# 本文抜粋

-*-*-

一方向性電磁鋼板のB8(磁界800A/mにおける磁束密度)等の磁束密度が低い場合は、トランス等を設計する際に必要となる最大磁束密度を得るために、巻き線の巻き数や電流値を大きくし、磁界を高める必要があるなど、最終製品であるトランス等の磁性部品が大きくなるため好ましくない。
したがって、一方向性電磁鋼板の鉄損を従来に比べて飛躍的に低減するとともに、B8(磁界800A/mにおける磁束密度)等の磁束密度を改善した磁気特性に優れた一方向性電磁鋼板の開発が望まれていた。
特開昭55−18566号公報 特開昭61−117218号公報 特開2000−169946号公報 特開2005−327772号公報
上記従来技術の現状を踏まえ、本発明は、垂直磁気異方性を鋼板に付与する方法を用い、渦電流損の飛躍的な低減効果を保ちつつ、B8等の磁束密度の低下やヒステリシス損の増加を更に抑え、一方向性電磁鋼板の鉄損等の磁気特性が向上する低鉄損一方向性電磁鋼板を提供するものである。

-*-*-

# 保存データ

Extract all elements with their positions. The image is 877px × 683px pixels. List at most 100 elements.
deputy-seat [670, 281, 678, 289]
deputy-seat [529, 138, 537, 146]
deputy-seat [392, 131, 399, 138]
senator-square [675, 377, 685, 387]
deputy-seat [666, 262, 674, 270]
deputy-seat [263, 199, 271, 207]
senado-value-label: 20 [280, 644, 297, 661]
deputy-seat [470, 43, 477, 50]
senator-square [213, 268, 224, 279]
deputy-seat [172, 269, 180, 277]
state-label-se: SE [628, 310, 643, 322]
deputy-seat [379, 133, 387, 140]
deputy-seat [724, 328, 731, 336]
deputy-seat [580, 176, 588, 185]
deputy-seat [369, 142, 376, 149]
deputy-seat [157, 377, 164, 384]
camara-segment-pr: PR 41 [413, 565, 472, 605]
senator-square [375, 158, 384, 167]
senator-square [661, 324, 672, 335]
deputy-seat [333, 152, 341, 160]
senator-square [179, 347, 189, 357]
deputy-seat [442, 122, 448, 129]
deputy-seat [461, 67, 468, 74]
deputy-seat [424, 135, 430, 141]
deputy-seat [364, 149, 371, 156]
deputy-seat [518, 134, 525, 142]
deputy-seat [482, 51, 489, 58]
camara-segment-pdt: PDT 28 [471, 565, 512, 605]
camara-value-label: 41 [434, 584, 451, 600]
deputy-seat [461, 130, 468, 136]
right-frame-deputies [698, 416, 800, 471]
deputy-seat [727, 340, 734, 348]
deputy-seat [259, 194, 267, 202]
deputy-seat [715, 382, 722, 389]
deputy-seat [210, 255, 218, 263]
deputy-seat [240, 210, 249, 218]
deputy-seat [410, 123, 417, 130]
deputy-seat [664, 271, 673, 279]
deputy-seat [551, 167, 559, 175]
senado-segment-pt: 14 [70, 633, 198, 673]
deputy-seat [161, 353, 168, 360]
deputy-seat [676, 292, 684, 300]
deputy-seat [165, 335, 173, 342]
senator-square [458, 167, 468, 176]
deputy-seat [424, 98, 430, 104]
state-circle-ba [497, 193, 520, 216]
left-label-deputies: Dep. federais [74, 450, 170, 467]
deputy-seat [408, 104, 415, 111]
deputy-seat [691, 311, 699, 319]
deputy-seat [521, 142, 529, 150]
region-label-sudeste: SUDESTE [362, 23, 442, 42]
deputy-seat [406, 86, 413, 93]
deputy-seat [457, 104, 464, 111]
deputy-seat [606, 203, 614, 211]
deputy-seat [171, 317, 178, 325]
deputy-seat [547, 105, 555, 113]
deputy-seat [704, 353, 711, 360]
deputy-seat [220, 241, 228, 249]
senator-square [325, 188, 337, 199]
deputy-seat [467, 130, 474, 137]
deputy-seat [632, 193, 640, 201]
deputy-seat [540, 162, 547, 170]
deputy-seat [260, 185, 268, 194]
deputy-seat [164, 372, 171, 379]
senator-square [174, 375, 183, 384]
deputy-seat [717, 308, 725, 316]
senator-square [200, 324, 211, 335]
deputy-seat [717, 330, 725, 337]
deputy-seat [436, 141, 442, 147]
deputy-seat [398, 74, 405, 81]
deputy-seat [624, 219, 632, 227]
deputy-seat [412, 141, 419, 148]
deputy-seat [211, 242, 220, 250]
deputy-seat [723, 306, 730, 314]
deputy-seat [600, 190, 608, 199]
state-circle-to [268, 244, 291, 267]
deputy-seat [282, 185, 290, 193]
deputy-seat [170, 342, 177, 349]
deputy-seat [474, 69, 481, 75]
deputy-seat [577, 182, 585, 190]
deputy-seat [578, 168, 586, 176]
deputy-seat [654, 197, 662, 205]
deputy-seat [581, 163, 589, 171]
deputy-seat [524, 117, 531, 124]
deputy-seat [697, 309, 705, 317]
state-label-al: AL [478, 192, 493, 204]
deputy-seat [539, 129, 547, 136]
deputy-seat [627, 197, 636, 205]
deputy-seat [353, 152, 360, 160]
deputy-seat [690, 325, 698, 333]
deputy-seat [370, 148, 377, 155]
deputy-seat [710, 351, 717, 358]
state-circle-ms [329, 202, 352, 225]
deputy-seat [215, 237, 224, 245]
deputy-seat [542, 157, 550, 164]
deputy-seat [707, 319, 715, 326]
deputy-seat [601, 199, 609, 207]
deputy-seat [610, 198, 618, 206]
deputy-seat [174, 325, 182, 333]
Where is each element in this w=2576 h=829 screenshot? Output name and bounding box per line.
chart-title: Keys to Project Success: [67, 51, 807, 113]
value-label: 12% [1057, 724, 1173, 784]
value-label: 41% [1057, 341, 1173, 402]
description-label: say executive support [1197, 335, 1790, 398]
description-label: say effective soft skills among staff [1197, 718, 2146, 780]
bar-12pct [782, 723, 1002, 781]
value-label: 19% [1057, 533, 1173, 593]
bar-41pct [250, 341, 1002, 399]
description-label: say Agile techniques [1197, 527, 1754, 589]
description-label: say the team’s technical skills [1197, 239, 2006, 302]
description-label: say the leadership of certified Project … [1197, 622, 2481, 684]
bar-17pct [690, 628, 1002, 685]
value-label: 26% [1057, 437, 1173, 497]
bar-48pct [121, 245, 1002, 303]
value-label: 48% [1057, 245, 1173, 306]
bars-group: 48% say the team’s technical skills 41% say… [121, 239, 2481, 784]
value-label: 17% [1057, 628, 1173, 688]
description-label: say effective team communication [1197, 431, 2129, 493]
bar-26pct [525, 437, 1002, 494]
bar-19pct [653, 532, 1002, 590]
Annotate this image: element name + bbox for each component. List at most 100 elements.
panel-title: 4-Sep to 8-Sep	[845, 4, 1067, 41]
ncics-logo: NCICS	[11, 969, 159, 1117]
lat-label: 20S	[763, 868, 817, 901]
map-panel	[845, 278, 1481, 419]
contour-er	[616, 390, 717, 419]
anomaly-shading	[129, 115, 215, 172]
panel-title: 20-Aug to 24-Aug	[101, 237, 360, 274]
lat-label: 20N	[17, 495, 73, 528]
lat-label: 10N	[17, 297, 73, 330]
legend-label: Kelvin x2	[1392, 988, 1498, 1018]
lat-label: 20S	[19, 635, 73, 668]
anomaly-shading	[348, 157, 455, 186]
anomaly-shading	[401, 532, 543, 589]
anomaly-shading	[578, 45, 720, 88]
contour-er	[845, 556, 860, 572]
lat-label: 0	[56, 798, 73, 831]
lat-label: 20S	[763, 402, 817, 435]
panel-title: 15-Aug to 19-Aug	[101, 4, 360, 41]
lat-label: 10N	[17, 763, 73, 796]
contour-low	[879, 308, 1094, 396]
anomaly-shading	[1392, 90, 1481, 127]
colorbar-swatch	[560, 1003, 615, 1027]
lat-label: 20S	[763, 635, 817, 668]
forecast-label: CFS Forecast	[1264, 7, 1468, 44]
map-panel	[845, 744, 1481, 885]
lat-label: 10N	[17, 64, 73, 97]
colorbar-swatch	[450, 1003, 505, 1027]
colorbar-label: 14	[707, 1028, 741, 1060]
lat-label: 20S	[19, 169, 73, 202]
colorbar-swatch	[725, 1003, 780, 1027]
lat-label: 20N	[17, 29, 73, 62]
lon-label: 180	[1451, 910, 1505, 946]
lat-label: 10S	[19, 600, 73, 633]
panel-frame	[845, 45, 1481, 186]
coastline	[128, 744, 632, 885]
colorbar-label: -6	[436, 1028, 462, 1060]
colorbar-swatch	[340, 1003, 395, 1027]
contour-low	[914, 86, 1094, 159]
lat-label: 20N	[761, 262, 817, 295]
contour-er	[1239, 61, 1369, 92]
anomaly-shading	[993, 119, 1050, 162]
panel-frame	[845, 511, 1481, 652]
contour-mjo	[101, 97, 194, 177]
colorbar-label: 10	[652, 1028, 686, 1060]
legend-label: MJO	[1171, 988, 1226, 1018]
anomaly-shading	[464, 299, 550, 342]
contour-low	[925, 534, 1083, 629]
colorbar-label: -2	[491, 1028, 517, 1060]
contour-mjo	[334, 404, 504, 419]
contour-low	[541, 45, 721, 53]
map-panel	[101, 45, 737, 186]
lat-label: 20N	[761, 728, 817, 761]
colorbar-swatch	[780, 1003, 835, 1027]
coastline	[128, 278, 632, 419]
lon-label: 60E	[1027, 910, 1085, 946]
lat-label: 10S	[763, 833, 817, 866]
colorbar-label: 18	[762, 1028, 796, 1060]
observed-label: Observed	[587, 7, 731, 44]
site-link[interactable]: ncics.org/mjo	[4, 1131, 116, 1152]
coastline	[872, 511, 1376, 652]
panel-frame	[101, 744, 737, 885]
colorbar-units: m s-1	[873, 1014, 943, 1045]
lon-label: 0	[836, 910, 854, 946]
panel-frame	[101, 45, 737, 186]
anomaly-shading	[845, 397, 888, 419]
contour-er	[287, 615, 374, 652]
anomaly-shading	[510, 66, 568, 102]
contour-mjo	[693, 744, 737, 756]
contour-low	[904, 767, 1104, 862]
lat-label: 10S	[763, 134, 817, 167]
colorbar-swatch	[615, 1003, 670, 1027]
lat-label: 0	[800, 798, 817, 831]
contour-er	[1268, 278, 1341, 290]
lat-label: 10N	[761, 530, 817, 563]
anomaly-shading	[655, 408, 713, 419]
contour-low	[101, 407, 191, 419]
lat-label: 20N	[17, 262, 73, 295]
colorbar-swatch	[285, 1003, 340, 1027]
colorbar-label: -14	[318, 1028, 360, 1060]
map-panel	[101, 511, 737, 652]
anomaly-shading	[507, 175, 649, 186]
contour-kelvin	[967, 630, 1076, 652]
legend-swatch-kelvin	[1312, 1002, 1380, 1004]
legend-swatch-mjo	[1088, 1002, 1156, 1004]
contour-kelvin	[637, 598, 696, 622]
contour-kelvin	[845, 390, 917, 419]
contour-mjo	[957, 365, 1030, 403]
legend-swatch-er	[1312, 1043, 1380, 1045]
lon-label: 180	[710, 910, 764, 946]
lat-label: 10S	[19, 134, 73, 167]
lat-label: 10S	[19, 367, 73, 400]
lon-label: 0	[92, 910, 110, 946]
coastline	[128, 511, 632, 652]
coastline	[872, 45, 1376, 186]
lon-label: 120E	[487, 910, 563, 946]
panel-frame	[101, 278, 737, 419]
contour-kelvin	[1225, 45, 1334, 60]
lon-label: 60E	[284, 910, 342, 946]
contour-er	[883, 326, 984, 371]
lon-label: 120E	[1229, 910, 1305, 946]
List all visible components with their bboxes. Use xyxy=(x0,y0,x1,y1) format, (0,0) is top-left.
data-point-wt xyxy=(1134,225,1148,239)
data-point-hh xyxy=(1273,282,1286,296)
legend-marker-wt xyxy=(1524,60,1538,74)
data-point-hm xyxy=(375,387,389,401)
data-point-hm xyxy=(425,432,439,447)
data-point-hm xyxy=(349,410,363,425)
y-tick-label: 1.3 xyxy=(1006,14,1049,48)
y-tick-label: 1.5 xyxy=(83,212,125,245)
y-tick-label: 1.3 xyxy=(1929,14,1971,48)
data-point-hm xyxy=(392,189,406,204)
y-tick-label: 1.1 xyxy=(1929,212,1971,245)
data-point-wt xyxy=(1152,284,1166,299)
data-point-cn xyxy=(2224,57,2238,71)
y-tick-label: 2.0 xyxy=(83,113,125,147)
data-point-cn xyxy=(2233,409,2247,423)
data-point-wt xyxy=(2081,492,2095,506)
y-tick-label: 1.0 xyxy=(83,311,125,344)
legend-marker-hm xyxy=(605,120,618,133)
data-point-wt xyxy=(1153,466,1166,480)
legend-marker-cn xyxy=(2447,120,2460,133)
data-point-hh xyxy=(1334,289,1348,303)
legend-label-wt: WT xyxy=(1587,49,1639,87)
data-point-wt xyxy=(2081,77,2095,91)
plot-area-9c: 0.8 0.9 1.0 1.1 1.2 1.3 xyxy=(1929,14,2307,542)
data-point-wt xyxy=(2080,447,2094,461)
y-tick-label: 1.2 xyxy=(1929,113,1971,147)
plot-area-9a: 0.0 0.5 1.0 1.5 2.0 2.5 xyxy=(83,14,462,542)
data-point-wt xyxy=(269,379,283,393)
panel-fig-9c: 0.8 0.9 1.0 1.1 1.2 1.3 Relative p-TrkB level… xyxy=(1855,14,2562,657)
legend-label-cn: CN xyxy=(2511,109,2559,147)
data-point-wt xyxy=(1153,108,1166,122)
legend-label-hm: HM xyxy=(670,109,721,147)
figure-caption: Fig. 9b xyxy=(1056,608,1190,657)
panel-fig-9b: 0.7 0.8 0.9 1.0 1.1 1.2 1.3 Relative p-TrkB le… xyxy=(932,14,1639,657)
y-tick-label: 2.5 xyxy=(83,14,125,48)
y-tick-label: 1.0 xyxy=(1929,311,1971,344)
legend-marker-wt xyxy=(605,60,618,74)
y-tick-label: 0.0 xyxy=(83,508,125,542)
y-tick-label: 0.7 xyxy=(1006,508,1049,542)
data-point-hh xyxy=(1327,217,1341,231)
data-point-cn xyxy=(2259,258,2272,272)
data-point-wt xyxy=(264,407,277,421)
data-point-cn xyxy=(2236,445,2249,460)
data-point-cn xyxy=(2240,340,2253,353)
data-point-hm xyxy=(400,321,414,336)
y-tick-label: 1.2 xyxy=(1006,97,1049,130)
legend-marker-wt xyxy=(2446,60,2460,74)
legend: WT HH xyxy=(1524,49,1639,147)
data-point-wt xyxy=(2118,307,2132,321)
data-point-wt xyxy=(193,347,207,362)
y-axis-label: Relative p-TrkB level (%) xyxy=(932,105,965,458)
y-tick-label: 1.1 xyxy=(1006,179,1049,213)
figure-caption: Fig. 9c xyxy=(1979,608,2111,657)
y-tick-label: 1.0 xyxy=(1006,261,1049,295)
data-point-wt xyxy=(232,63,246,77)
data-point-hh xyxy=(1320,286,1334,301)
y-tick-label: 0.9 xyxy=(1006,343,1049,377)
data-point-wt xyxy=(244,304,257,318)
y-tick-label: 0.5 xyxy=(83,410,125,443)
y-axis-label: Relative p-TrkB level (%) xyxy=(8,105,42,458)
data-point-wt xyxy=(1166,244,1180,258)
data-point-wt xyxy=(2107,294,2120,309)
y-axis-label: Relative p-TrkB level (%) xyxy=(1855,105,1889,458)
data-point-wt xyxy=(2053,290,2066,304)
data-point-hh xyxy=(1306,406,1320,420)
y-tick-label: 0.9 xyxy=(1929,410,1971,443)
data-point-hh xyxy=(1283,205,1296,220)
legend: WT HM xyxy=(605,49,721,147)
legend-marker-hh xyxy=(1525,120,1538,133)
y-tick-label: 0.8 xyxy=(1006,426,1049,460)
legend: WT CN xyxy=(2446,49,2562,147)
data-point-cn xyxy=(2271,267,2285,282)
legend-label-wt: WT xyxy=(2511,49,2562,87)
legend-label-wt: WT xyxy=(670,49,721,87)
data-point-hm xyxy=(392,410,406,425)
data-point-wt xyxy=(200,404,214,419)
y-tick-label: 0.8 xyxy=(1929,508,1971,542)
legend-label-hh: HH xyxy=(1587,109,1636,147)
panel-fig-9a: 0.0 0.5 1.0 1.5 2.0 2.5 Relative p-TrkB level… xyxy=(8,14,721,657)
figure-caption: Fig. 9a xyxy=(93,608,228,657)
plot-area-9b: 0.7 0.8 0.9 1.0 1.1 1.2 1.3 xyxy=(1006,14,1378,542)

-*-*-

# 指示文 A
電磁鋼板の文章に基づいて、次の問いに答えよ。
(i) B8は、磁界何A/mにおける磁束密度か。
(ii) 磁束密度が低い場合、最大磁束密度を得るために何を大きくする必要があるとされているか。
(iii) 本発明は、どのような性質を鋼板に付与する方法を用いるか。
# 指示文 B
電磁鋼板の文章を、最後の文の後から書き継げ。
一覧はここでは使わない。

# 回答 A
(i) 800A/m
(ii) 巻き線の巻き数や電流値
(iii) 垂直磁気異方性

# 回答 B
本発明は、上記課題を解決するものであり、その発明の要旨は以下の通りである。
(1)鋼板表裏層の何れか一方又は両方における1箇所又は複数箇所の溝に、磁気異方性定数がFeの磁気異方性定数より大きい金属または金属化合物を含有する鋼板において、前記金属または金属化合物は、前記溝界面の垂直方向に磁化容易軸を一つのみ有し、かつ全磁化容易軸に対する鋼板表面の垂直方向の磁化容易軸の割合が25〜80%となるように前記溝が形成されたことを特徴とする低損失一方向性電磁鋼板。
(2)前記金属または金属化合物の磁気異方性定数が2.4×105J/m3以上であることを特徴とする請求項1に記載の低鉄損一方向性電磁鋼板。
(3)前記鋼板表面から前記金属または金属化合物を含有する溝底面までの深さは、鋼板面から板厚方向に35μm以下の範囲に有することを特徴とする請求項1〜2の何れかに記載の低鉄損一方向性電磁鋼板。
(4)前記金属または金属化合物を含有する溝は、鋼板圧延方向に7mm以下の間隔で有することを特徴とする請求項1〜3の何れかに記載の低鉄損一方向性電磁鋼板。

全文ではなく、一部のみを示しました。